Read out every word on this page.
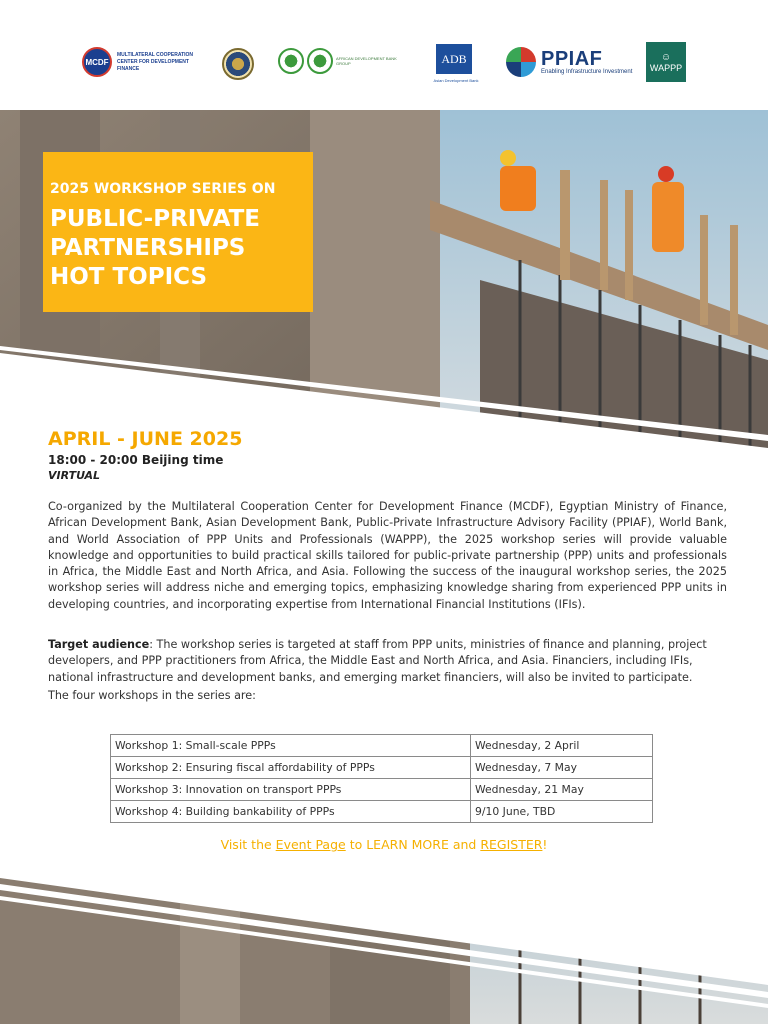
MCDF
MULTILATERAL COOPERATION CENTER FOR DEVELOPMENT FINANCE
AFRICAN DEVELOPMENT BANK GROUP	ADB
Asian Development Bank
PPIAF
Enabling Infrastructure Investment
☺
WAPPP
2025 WORKSHOP SERIES ON
PUBLIC-PRIVATE
PARTNERSHIPS
HOT TOPICS
APRIL - JUNE 2025
18:00 - 20:00 Beijing time
VIRTUAL

Co-organized by the Multilateral Cooperation Center for Development Finance (MCDF), Egyptian Ministry of Finance, African Development Bank, Asian Development Bank, Public-Private Infrastructure Advisory Facility (PPIAF), World Bank, and World Association of PPP Units and Professionals (WAPPP), the 2025 workshop series will provide valuable knowledge and opportunities to build practical skills tailored for public-private partnership (PPP) units and professionals in Africa, the Middle East and North Africa, and Asia. Following the success of the inaugural workshop series, the 2025 workshop series will address niche and emerging topics, emphasizing knowledge sharing from experienced PPP units in developing countries, and incorporating expertise from International Financial Institutions (IFIs).

Target audience: The workshop series is targeted at staff from PPP units, ministries of finance and planning, project developers, and PPP practitioners from Africa, the Middle East and North Africa, and Asia. Financiers, including IFIs, national infrastructure and development banks, and emerging market financiers, will also be invited to participate.

The four workshops in the series are:

Workshop 1: Small-scale PPPs	Wednesday, 2 April
Workshop 2: Ensuring fiscal affordability of PPPs	Wednesday, 7 May
Workshop 3: Innovation on transport PPPs	Wednesday, 21 May
Workshop 4: Building bankability of PPPs	9/10 June, TBD
Visit the Event Page to LEARN MORE and REGISTER!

┄┄┄┄┄┄┄┄┄┄

▸ **WHAT YOU HAVE TO DO**
Report only how many lines in the entries contain "PPPs".

▸ **SOLUTION FOR THIS EXERCISE**
4